There is no sale without marketing, and no marketing without sales

It may be true that up to two-thirds of the buying process is completed before sales gets actively involved (based on research from Forrester and others), but it’s important to keep in mind that this statistic is an average.  It’s reflective of what everyone is doing melded together, on the buyer and seller side, vs. what the best companies are executing on to exceed quota again and again.

New research published last week from SiriusDecisions seems to reflect a more realistic and optimistic scenario, demonstrating that sales professionals are providing value at every stage of the buying process.  And, in fact, buyers still request and appreciate a value-added sales professional to help facilitate the right decision.

Yes, buyers are more educated.  Yes, they’re self-navigating more of the early stages of the buyer’s journey on their own.  Yes, this means that marketing’s role in the buyer’s journey and, hence, the sales process is far more important than ever before.

Lost in this entire discussion and debate, however, is the fact that successful, scalable growth organizations cannot and will not exist entirely with sales or entirely with marketing.  The best organizations blend those roles together into a single buying experience, a central and powerful buying story.

There was additional, compelling evidence last week at the SiriusDecisions Summit that sales-driven demand is four times more likely to close than marketing-driven demand.  This is often more true, and more material, for larger-sized deals than SMB sales opportunities.

But that statistic only tells part of the story.  Although sales-driven demand might be more efficient on a conversion basis, those deals (according to SiriusDecisions research) can cost up to five times more to acquire when marketing isn’t involved.

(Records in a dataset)
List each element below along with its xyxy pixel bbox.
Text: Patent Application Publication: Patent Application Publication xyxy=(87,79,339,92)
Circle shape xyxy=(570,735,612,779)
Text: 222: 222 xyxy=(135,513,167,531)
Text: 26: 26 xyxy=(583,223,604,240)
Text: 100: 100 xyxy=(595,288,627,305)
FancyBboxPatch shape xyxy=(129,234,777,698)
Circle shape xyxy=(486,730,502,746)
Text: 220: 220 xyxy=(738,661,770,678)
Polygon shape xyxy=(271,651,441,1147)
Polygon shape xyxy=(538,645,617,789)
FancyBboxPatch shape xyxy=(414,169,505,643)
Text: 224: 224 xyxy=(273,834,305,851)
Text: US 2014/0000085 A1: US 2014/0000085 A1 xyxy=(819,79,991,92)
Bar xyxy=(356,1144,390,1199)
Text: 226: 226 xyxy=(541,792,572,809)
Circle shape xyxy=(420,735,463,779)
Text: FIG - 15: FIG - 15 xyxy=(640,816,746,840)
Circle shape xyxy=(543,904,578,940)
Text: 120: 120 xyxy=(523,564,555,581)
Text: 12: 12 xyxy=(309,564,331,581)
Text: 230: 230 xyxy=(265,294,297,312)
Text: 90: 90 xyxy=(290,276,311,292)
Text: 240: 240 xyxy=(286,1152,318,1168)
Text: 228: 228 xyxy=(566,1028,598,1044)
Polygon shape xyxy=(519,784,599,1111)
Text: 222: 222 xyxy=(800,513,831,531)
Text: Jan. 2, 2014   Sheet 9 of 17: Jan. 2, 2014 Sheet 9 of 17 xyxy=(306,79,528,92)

_EXERCISE OBJECTIVE_
Copy the passage on sales and marketing from "Lost in this" to "powerful buying story.". The lines are separate material and have no connection to the text.

_FINAL ANSWER_
Lost in this entire discussion and debate, however, is the fact that successful, scalable growth organizations cannot and will not exist entirely with sales or entirely with marketing.  The best organizations blend those roles together into a single buying experience, a central and powerful buying story.